TEXT PASSAGE
# MAC Matte LS shade extension - thoughts so far?



## Janice (Aug 3, 2016)

(photo credit to joylovelessmua on insta!)

What are your thoughts on the recent new matte shade extension to the perm collection? What are you all doing with them if you're using any of the new colors? Have you found one you love yet? I haven't had a chance to check them out in person, but from swatches I am really intrigued by dreampot which is like this sky blue but I'm so scared of blue lipstick! Would be super fun tho, I'm stopping by the counter tomorrow. XD If you're using any of the new mattes I would love to see pictures of how you're rocking them!


----------



## shellygrrl (Aug 3, 2016)

Did she list the shade names? I don't remember seeing anything about this, not even on here?


----------



## pinkcrush (Aug 3, 2016)

I B2M'ed for Really Me and In My Fashion... Haven't wore them yet but Red Rick is calling me too lol


----------



## SydVicious (Aug 4, 2016)

Are these not the Matte's from Bangin' Brilliant?


----------



## shellygrrl (Aug 4, 2016)

SydVicious said:


> Are these not the Matte's from Bangin' Brilliant?



Not all the eyeshadows from that collection are mattes, and some of them are marketed as blushes. These are the mattes in it (last four are marketed as blushes)...

I’m Into It - Dark red brown (Matte)
Shock Factor - Lime green (Matte)
Zinc Blue - Deep ocean blue (Matte)
Bright Pink - Intense fuchsia pink (Matte)
Never Say Never - Deep scarlet red (Matte)
Saucy Miss - Bright blue pink (Matte)

That's only six. I count sixteen in the swatches above. I don't see anything resembling any of the Bangin' Brilliant eyeshadows up there.

But when I went on the MAC site, along with the Bangin' Brilliant eyeshadows, I noticed the Matte2 eyeshadows listed with the Mattes when sorting. So I wonder if they just merged the two categories together?


----------



## LV2EVOLVE (Aug 4, 2016)

I took a look at some of them today.  I think the mattes are beautiful.  I love unusual shades, like Dew.  It pairs well with the Frost lipsticks, such as Pick Me,
Pick Me.


----------



## Janice (Aug 5, 2016)

I TRIED guys! Dreampot was calling my name so I did a lip with Cyber lip pencil and dreampot for kind of an ombre lip and it was GORGEOUS but I couldn't leave the counter with it. I'm a big wuss! I did pick up Glow Rida (LOVE) from the Trolls collection though!

TO DO
- a) In the forum thread about MAC's matte lipstick shade extension, which lip pencil did Janice combine with Dreampot for an ombre lip?
- b) List the names of all the matte shades from the Bangin' Brilliant collection that shellygrrl gives in the forum thread about MAC's matte lipstick shade extension.
- c) Write the next post in the forum thread about MAC's matte lipstick shade extension, following on from Janice's last message.

DATA PROVIDED
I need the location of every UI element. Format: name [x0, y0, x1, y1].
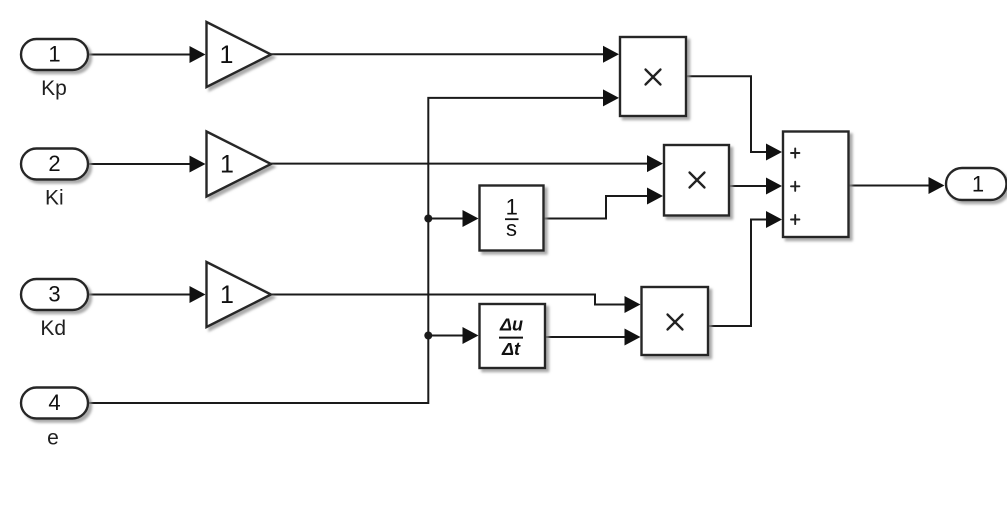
- svg-text:4: 4: [48, 390, 60, 415]
- svg-text:Ki: Ki: [45, 187, 64, 210]
- svg-text:2: 2: [48, 151, 60, 176]
- svg-text:1: 1: [48, 41, 60, 66]
- svg-text:Δt: Δt: [501, 339, 521, 359]
- svg-text:Kp: Kp: [41, 77, 67, 100]
- svg-text:s: s: [506, 216, 517, 241]
- svg-text:Kd: Kd: [40, 317, 66, 340]
- svg-text:1: 1: [220, 281, 234, 309]
- svg-text:e: e: [47, 427, 59, 450]
- svg-text:Δu: Δu: [499, 314, 523, 334]
- svg-text:3: 3: [48, 281, 60, 306]
- svg-text:1: 1: [972, 172, 984, 197]
- svg-text:1: 1: [220, 151, 234, 179]
- svg-text:1: 1: [220, 41, 234, 69]
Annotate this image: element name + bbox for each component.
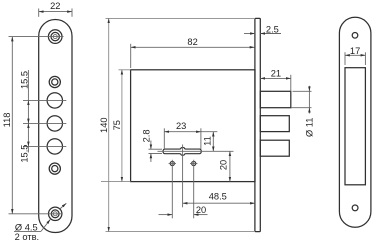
hole H3 big (47, 93, 62, 108)
dimension 21 (260, 68, 291, 91)
svg-text:2 отв.: 2 отв. (15, 232, 39, 242)
hole H1 screw hole top (48, 30, 62, 44)
hole H4 big (47, 116, 62, 131)
bolt 3 (260, 140, 289, 156)
svg-text:11: 11 (202, 136, 212, 146)
spindle bar (163, 147, 201, 155)
dimension 82 (131, 37, 255, 68)
strike plate bottom hole (352, 205, 358, 211)
dimension 17 (345, 46, 365, 65)
svg-text:Ø 11: Ø 11 (305, 118, 315, 137)
bolt 1 (260, 91, 291, 107)
svg-text:140: 140 (99, 117, 109, 133)
hole H6 small (49, 163, 60, 174)
leader diameter 4.5 (14, 203, 66, 242)
dimension 20 bottom (159, 205, 208, 215)
centerline H5 (23, 145, 66, 147)
centerline H4 (23, 122, 66, 124)
svg-text:23: 23 (176, 121, 186, 131)
dimension 15.5 upper (20, 70, 30, 123)
dimension 48.5 (183, 192, 255, 204)
dimension 2.5 (244, 24, 281, 34)
bolt 2 (260, 116, 289, 132)
screw circle right (190, 160, 197, 219)
svg-text:118: 118 (2, 113, 12, 128)
svg-text:2.8: 2.8 (142, 129, 152, 142)
bar vertical centerline (182, 145, 184, 208)
svg-text:21: 21 (271, 68, 281, 78)
dimension 2.8 (142, 129, 162, 162)
svg-text:20: 20 (219, 160, 229, 170)
svg-text:20: 20 (196, 205, 206, 215)
screw circle left (169, 160, 176, 219)
svg-text:17: 17 (350, 46, 360, 56)
hole H7 screw hole bottom (49, 207, 62, 220)
dimension 23 (164, 121, 217, 149)
dimension 140 (99, 18, 254, 231)
centerline H1 / 118 top extension (9, 36, 64, 38)
centerline H7 / 118 bottom extension (9, 213, 63, 215)
dimension 15.5 lower (20, 123, 30, 162)
hole H5 big (47, 139, 62, 154)
svg-text:75: 75 (112, 120, 122, 130)
lock body outline (131, 70, 255, 182)
svg-text:48.5: 48.5 (209, 192, 227, 202)
svg-text:2.5: 2.5 (266, 24, 279, 34)
dimension 11 (202, 132, 213, 152)
svg-text:Ø 4.5: Ø 4.5 (15, 222, 38, 232)
dimension 20 vertical (219, 151, 230, 181)
dimension diameter 11 (291, 86, 315, 137)
strike plate slot (345, 68, 365, 185)
svg-text:22: 22 (50, 1, 60, 11)
centerline H3 (23, 99, 66, 101)
dimension 118 (2, 37, 12, 214)
hole H2 small (49, 76, 60, 87)
strike plate outline (339, 17, 371, 227)
svg-text:15.5: 15.5 (20, 145, 30, 163)
dimension 22 (39, 1, 72, 17)
bar horizontal centerline (158, 150, 234, 152)
faceplate edge view strip (255, 18, 260, 231)
svg-text:15.5: 15.5 (20, 71, 30, 89)
strike plate top hole (352, 33, 358, 39)
dimension 75 (101, 70, 131, 182)
svg-text:82: 82 (187, 37, 197, 47)
left faceplate outline (39, 20, 72, 233)
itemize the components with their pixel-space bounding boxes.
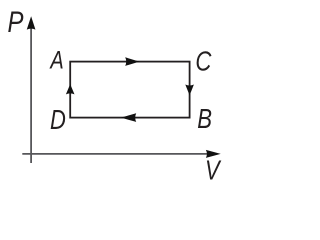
- svg-text:A: A: [49, 46, 64, 74]
- arrow C to B (right edge, downward): [185, 85, 194, 96]
- V axis (horizontal): [22, 153, 207, 155]
- P axis arrowhead: [27, 16, 36, 29]
- svg-text:V: V: [205, 155, 222, 186]
- svg-text:D: D: [50, 105, 66, 136]
- svg-text:B: B: [197, 104, 212, 135]
- cycle rectangle A-C-B-D: [70, 62, 189, 118]
- arrow B to D (bottom edge, leftward): [121, 113, 136, 122]
- P axis (vertical): [30, 28, 32, 163]
- arrow D to A (left edge, upward): [66, 84, 75, 94]
- arrow A to C (top edge, rightward): [125, 57, 139, 66]
- V axis arrowhead: [206, 150, 221, 158]
- svg-text:P: P: [8, 4, 24, 38]
- svg-text:C: C: [195, 46, 212, 77]
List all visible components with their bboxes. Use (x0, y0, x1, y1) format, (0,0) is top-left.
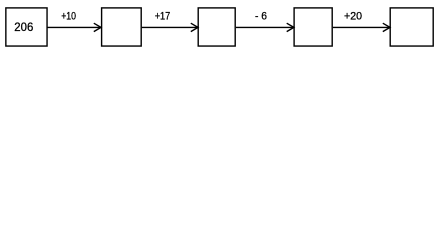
svg-text:+10: +10 (61, 10, 76, 22)
svg-text:+17: +17 (155, 10, 171, 22)
box 5 (390, 8, 433, 46)
arrow box2 to box3 (142, 23, 198, 31)
box 3 (198, 8, 235, 46)
arrow box4 to box5 (333, 23, 390, 31)
svg-text:206: 206 (14, 20, 33, 34)
box 4 (294, 8, 332, 46)
svg-text:+20: +20 (344, 10, 362, 22)
box 2 (102, 8, 142, 46)
arrow box1 to box2 (48, 23, 102, 31)
box 1 (value 206) (6, 8, 47, 46)
svg-text:- 6: - 6 (255, 10, 267, 22)
arrow box3 to box4 (236, 23, 294, 31)
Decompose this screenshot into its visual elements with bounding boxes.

ANSWERS IN ORDER
- a) Cyber lip pencil.

- b) I'm Into It, Shock Factor, Zinc Blue, Bright Pink, Never Say Never, Saucy Miss

- c)
----------



## Vandekamp (Aug 5, 2016)

pinkcrush said:


> I B2M'ed for Really Me and In My Fashion... Haven't wore them yet but Red Rick is calling me too lol



Hello Lady. It's been a long time. How are you?


----------



## Miss Dynamite (Aug 5, 2016)

shellygrrl said:


> Not all the eyeshadows from that collection are mattes, and some of them are marketed as blushes. These are the mattes in it (last four are marketed as blushes)...
> 
> I’m Into It - Dark red brown (Matte)
> Shock Factor - Lime green (Matte)
> ...



_*These are the Bangin Brilliant lipsticks, not eyeshadows.*_


----------



## shellygrrl (Aug 5, 2016)

In the thread for that collection, all of those were listed as eyeshadows or blushes.


----------



## Miss Dynamite (Aug 6, 2016)

shellygrrl said:


> In the thread for that collection, all of those were listed as eyeshadows or blushes.



_*I mean the swatches in this thread are the lipsticks.*_


----------



## shellygrrl (Aug 6, 2016)

D'oh!


----------



## Prettypackages (Aug 7, 2016)

I'm so confused,  are these bangin' brilliant?


----------



## Miss Dynamite (Aug 7, 2016)

shellygrrl said:


> D'oh!



_*Hehe gets kinda hard to keep track of their 8 million collections sometimes.*_


----------



## pinkcrush (Aug 8, 2016)

Vandekamp said:


> Hello Lady. It's been a long time. How are you?


*Red Rock Hello my darling! I'm great and u? Pick up any of the new colors?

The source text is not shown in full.